● **AIM OF THE TASK**
Extract the text of each entry below exactly, leaving every image behind.

● **RECORDS SHOWN**
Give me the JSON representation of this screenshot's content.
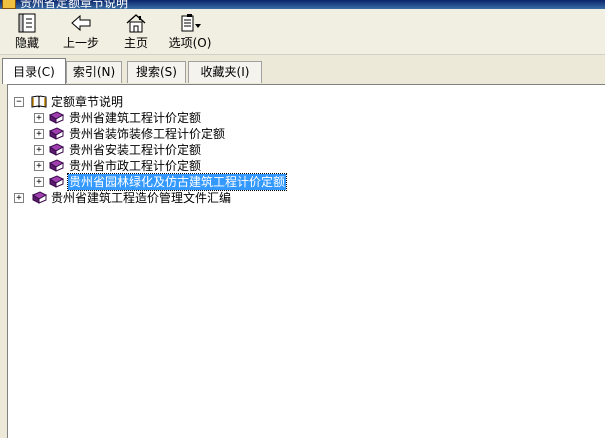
{
  "window": {
    "title": "贵州省定额章节说明"
  },
  "toolbar": {
    "items": [
      {
        "label": "隐藏",
        "icon": "hide-panel-icon"
      },
      {
        "label": "上一步",
        "icon": "back-arrow-icon"
      },
      {
        "label": "主页",
        "icon": "home-icon"
      },
      {
        "label": "选项(O)",
        "icon": "options-icon"
      }
    ]
  },
  "tabs": [
    {
      "label": "目录(C)",
      "active": true
    },
    {
      "label": "索引(N)",
      "active": false
    },
    {
      "label": "搜索(S)",
      "active": false
    },
    {
      "label": "收藏夹(I)",
      "active": false
    }
  ],
  "tree": {
    "root": {
      "label": "定额章节说明",
      "expander": "⊟",
      "icon": "open-book-icon"
    },
    "children": [
      {
        "label": "贵州省建筑工程计价定额",
        "expander": "+",
        "icon": "closed-book-icon",
        "selected": false
      },
      {
        "label": "贵州省装饰装修工程计价定额",
        "expander": "+",
        "icon": "closed-book-icon",
        "selected": false
      },
      {
        "label": "贵州省安装工程计价定额",
        "expander": "+",
        "icon": "closed-book-icon",
        "selected": false
      },
      {
        "label": "贵州省市政工程计价定额",
        "expander": "+",
        "icon": "closed-book-icon",
        "selected": false
      },
      {
        "label": "贵州省园林绿化及仿古建筑工程计价定额",
        "expander": "+",
        "icon": "closed-book-icon",
        "selected": true
      }
    ],
    "sibling": {
      "label": "贵州省建筑工程造价管理文件汇编",
      "expander": "+",
      "icon": "closed-book-icon"
    }
  },
  "colors": {
    "selection": "#3399ff",
    "book": "#7a2b8c",
    "window_bg": "#ece9d8"
  }
}
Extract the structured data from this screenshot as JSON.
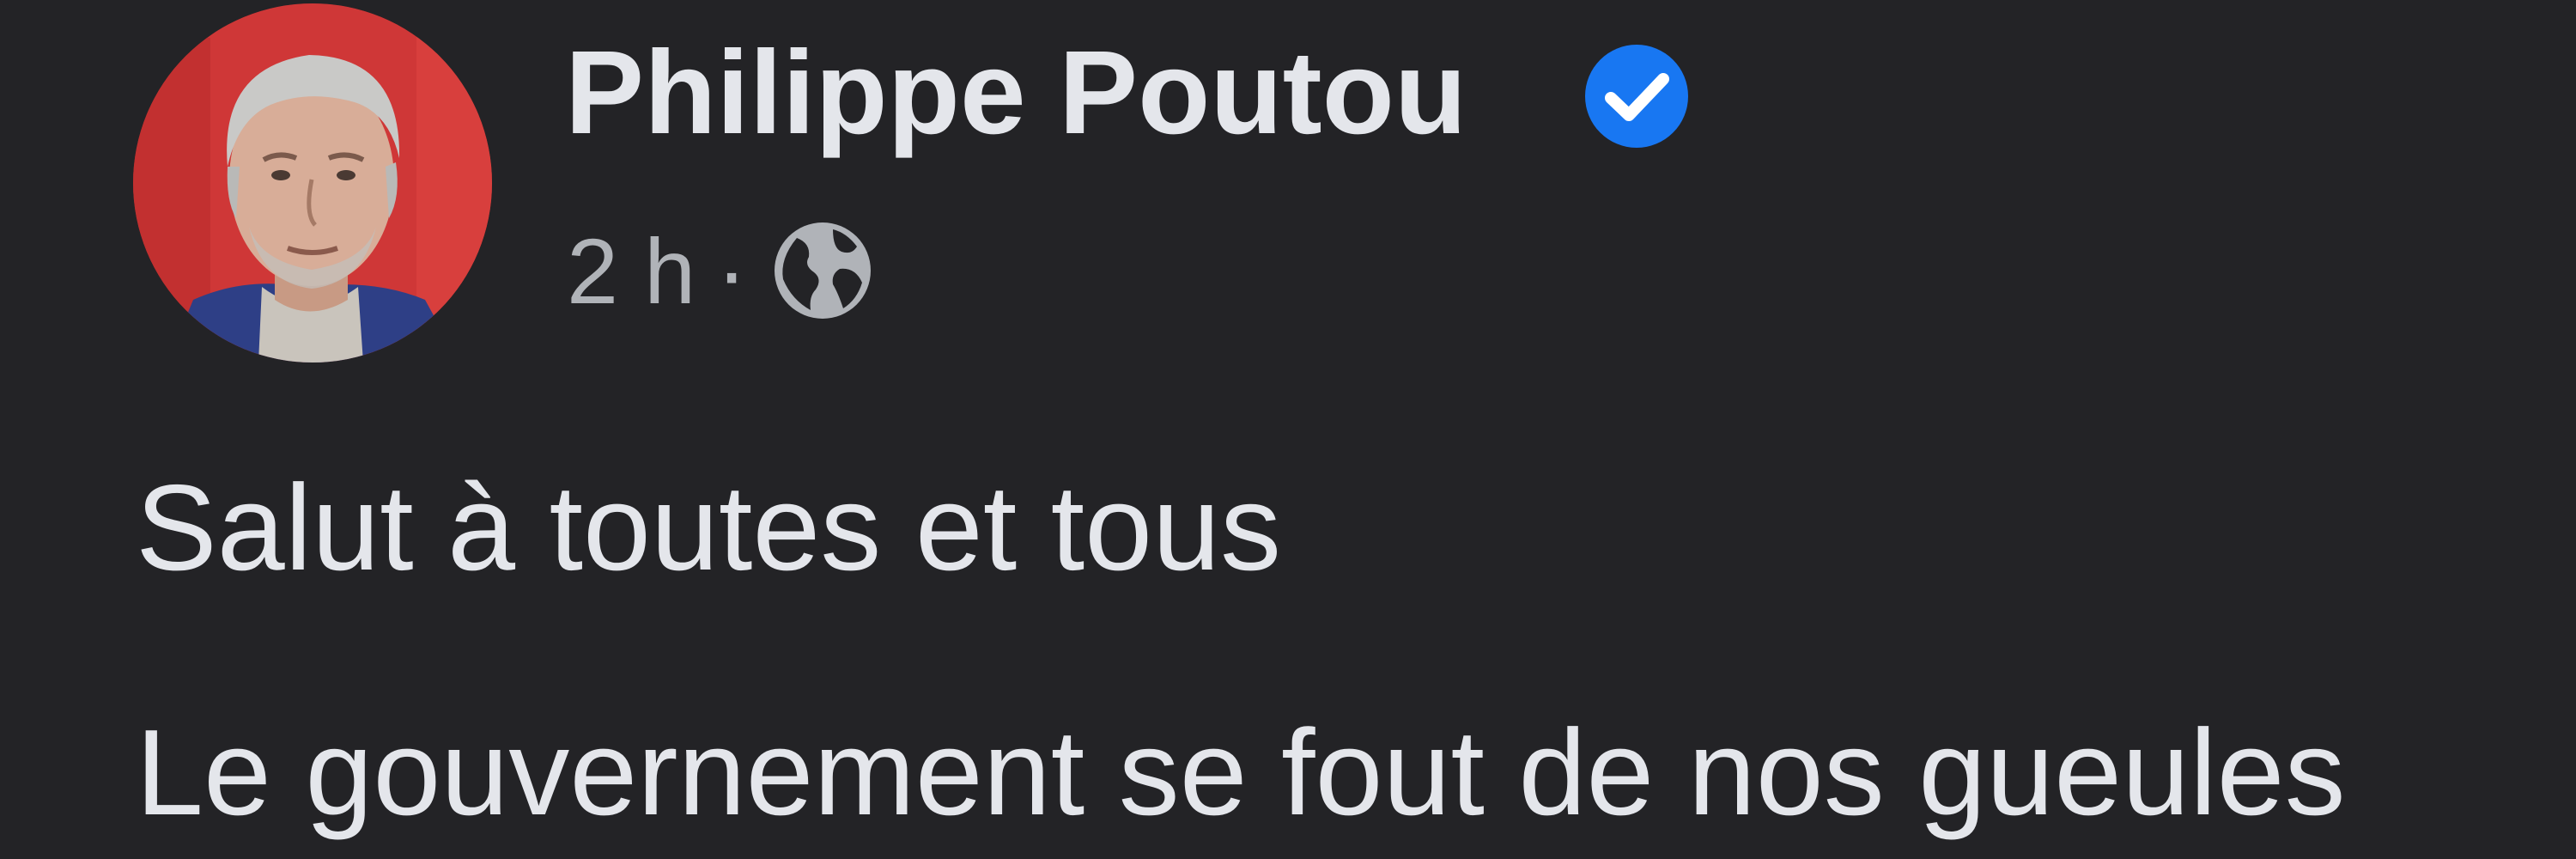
{
  "post": {
    "author": {
      "name": "Philippe Poutou",
      "avatar_icon": "profile-photo",
      "verified": true,
      "verified_icon": "verified-badge-icon"
    },
    "timestamp": "2 h",
    "separator": "·",
    "audience_icon": "globe-icon",
    "body_lines": [
      "Salut à toutes et tous",
      "Le gouvernement se fout de nos gueules"
    ]
  },
  "colors": {
    "background": "#232326",
    "primary_text": "#e4e6eb",
    "secondary_text": "#b0b3b8",
    "verified_blue": "#1877f2",
    "avatar_background": "#d63b3b"
  }
}
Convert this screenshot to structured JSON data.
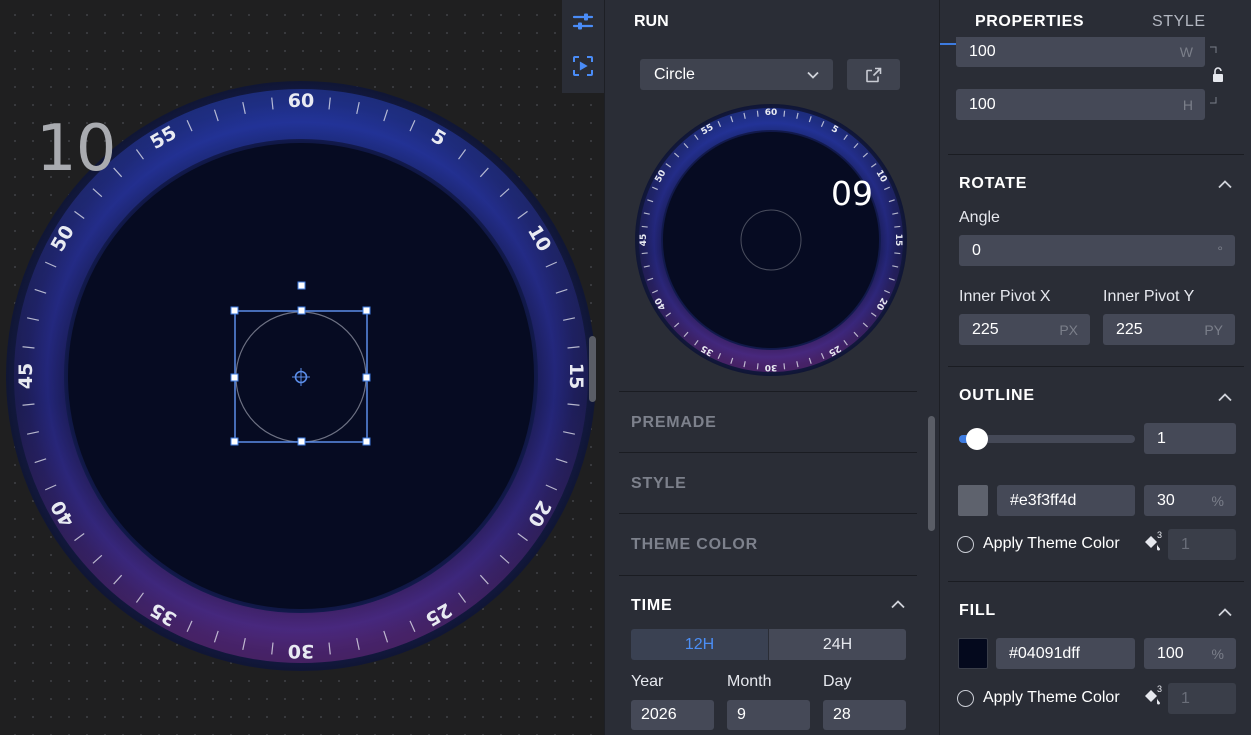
{
  "canvas": {
    "second_display": "10",
    "dial_numbers": [
      "60",
      "5",
      "10",
      "15",
      "20",
      "25",
      "30",
      "35",
      "40",
      "45",
      "50",
      "55"
    ]
  },
  "tools": [
    {
      "name": "settings-sliders-icon",
      "active": true
    },
    {
      "name": "preview-play-icon",
      "active": false
    }
  ],
  "run_panel": {
    "title": "RUN",
    "shape_select": "Circle",
    "preview_second": "09",
    "sections": [
      "PREMADE",
      "STYLE",
      "THEME COLOR"
    ],
    "time": {
      "title": "TIME",
      "format_12": "12H",
      "format_24": "24H",
      "year_label": "Year",
      "month_label": "Month",
      "day_label": "Day",
      "year": "2026",
      "month": "9",
      "day": "28"
    }
  },
  "properties_panel": {
    "tab_properties": "PROPERTIES",
    "tab_style": "STYLE",
    "size": {
      "width": "100",
      "width_unit": "W",
      "height": "100",
      "height_unit": "H"
    },
    "rotate": {
      "title": "ROTATE",
      "angle_label": "Angle",
      "angle": "0",
      "angle_unit": "°",
      "pivot_x_label": "Inner Pivot X",
      "pivot_y_label": "Inner Pivot Y",
      "pivot_x": "225",
      "pivot_x_unit": "PX",
      "pivot_y": "225",
      "pivot_y_unit": "PY"
    },
    "outline": {
      "title": "OUTLINE",
      "width": "1",
      "slider_level": 0.06,
      "color": "#e3f3ff4d",
      "opacity": "30",
      "opacity_unit": "%",
      "apply_theme_label": "Apply Theme Color",
      "theme_badge": "3",
      "theme_index": "1"
    },
    "fill": {
      "title": "FILL",
      "color": "#04091dff",
      "opacity": "100",
      "opacity_unit": "%",
      "apply_theme_label": "Apply Theme Color",
      "theme_badge": "3",
      "theme_index": "1"
    }
  },
  "colors": {
    "accent": "#3d7be0",
    "dial_face": "#060b22",
    "dial_ring_blue": "#2a3a9a",
    "dial_ring_purple": "#5a2a7a"
  }
}
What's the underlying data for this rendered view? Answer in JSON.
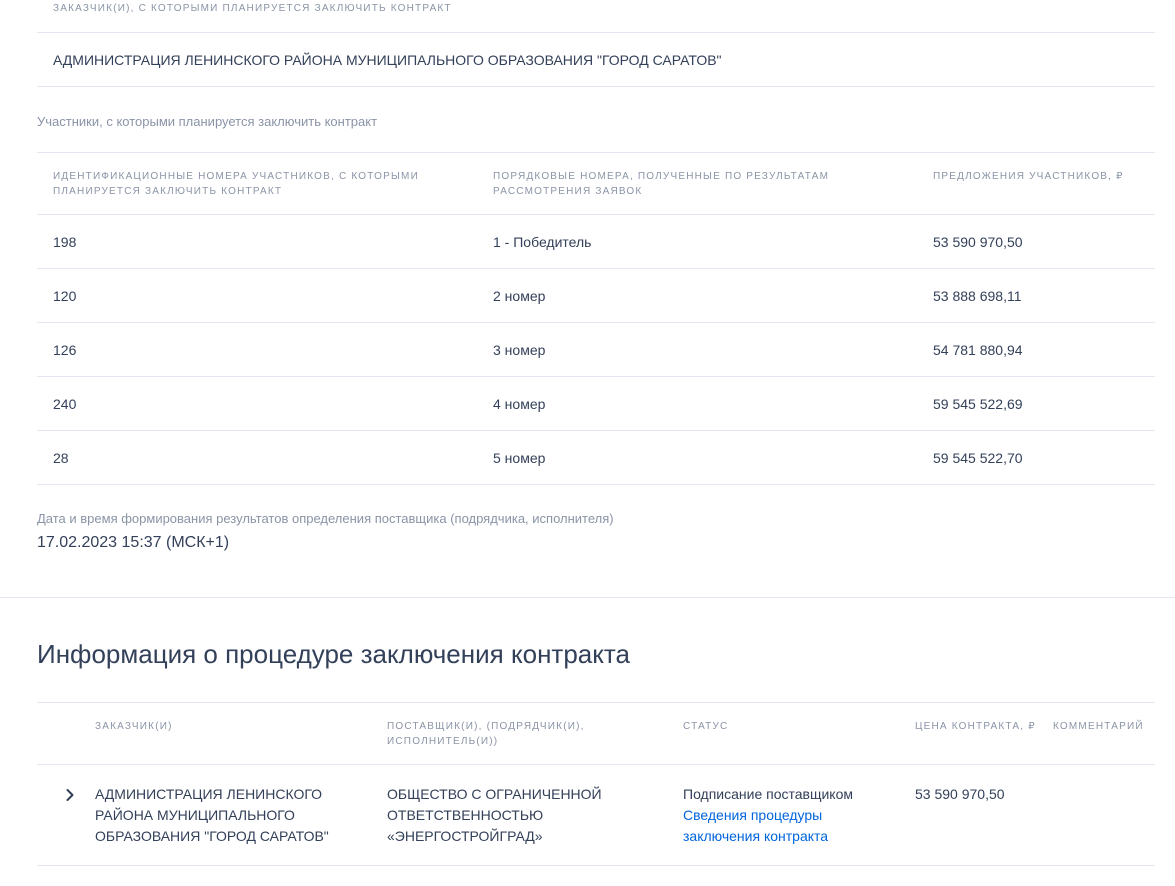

● **RESULT OF THE EXERCISE**
Give me the JSON representation of this screenshot's content.
{
  "window": {
    "title": "贵州省定额章节说明"
  },
  "toolbar": {
    "items": [
      {
        "label": "隐藏",
        "icon": "hide-panel-icon"
      },
      {
        "label": "上一步",
        "icon": "back-arrow-icon"
      },
      {
        "label": "主页",
        "icon": "home-icon"
      },
      {
        "label": "选项(O)",
        "icon": "options-icon"
      }
    ]
  },
  "tabs": [
    {
      "label": "目录(C)",
      "active": true
    },
    {
      "label": "索引(N)",
      "active": false
    },
    {
      "label": "搜索(S)",
      "active": false
    },
    {
      "label": "收藏夹(I)",
      "active": false
    }
  ],
  "tree": {
    "root": {
      "label": "定额章节说明",
      "expander": "⊟",
      "icon": "open-book-icon"
    },
    "children": [
      {
        "label": "贵州省建筑工程计价定额",
        "expander": "+",
        "icon": "closed-book-icon",
        "selected": false
      },
      {
        "label": "贵州省装饰装修工程计价定额",
        "expander": "+",
        "icon": "closed-book-icon",
        "selected": false
      },
      {
        "label": "贵州省安装工程计价定额",
        "expander": "+",
        "icon": "closed-book-icon",
        "selected": false
      },
      {
        "label": "贵州省市政工程计价定额",
        "expander": "+",
        "icon": "closed-book-icon",
        "selected": false
      },
      {
        "label": "贵州省园林绿化及仿古建筑工程计价定额",
        "expander": "+",
        "icon": "closed-book-icon",
        "selected": true
      }
    ],
    "sibling": {
      "label": "贵州省建筑工程造价管理文件汇编",
      "expander": "+",
      "icon": "closed-book-icon"
    }
  },
  "colors": {
    "selection": "#3399ff",
    "book": "#7a2b8c",
    "window_bg": "#ece9d8"
  }
}
Extract the structured data from this screenshot as JSON.
{
  "post": {
    "author": {
      "name": "Philippe Poutou",
      "avatar_icon": "profile-photo",
      "verified": true,
      "verified_icon": "verified-badge-icon"
    },
    "timestamp": "2 h",
    "separator": "·",
    "audience_icon": "globe-icon",
    "body_lines": [
      "Salut à toutes et tous",
      "Le gouvernement se fout de nos gueules"
    ]
  },
  "colors": {
    "background": "#232326",
    "primary_text": "#e4e6eb",
    "secondary_text": "#b0b3b8",
    "verified_blue": "#1877f2",
    "avatar_background": "#d63b3b"
  }
}
Convert this screenshot to structured JSON data.
{
  "canvas": {
    "second_display": "10",
    "dial_numbers": [
      "60",
      "5",
      "10",
      "15",
      "20",
      "25",
      "30",
      "35",
      "40",
      "45",
      "50",
      "55"
    ]
  },
  "tools": [
    {
      "name": "settings-sliders-icon",
      "active": true
    },
    {
      "name": "preview-play-icon",
      "active": false
    }
  ],
  "run_panel": {
    "title": "RUN",
    "shape_select": "Circle",
    "preview_second": "09",
    "sections": [
      "PREMADE",
      "STYLE",
      "THEME COLOR"
    ],
    "time": {
      "title": "TIME",
      "format_12": "12H",
      "format_24": "24H",
      "year_label": "Year",
      "month_label": "Month",
      "day_label": "Day",
      "year": "2026",
      "month": "9",
      "day": "28"
    }
  },
  "properties_panel": {
    "tab_properties": "PROPERTIES",
    "tab_style": "STYLE",
    "size": {
      "width": "100",
      "width_unit": "W",
      "height": "100",
      "height_unit": "H"
    },
    "rotate": {
      "title": "ROTATE",
      "angle_label": "Angle",
      "angle": "0",
      "angle_unit": "°",
      "pivot_x_label": "Inner Pivot X",
      "pivot_y_label": "Inner Pivot Y",
      "pivot_x": "225",
      "pivot_x_unit": "PX",
      "pivot_y": "225",
      "pivot_y_unit": "PY"
    },
    "outline": {
      "title": "OUTLINE",
      "width": "1",
      "slider_level": 0.06,
      "color": "#e3f3ff4d",
      "opacity": "30",
      "opacity_unit": "%",
      "apply_theme_label": "Apply Theme Color",
      "theme_badge": "3",
      "theme_index": "1"
    },
    "fill": {
      "title": "FILL",
      "color": "#04091dff",
      "opacity": "100",
      "opacity_unit": "%",
      "apply_theme_label": "Apply Theme Color",
      "theme_badge": "3",
      "theme_index": "1"
    }
  },
  "colors": {
    "accent": "#3d7be0",
    "dial_face": "#060b22",
    "dial_ring_blue": "#2a3a9a",
    "dial_ring_purple": "#5a2a7a"
  }
}
What's the underlying data for this rendered view? Answer in JSON.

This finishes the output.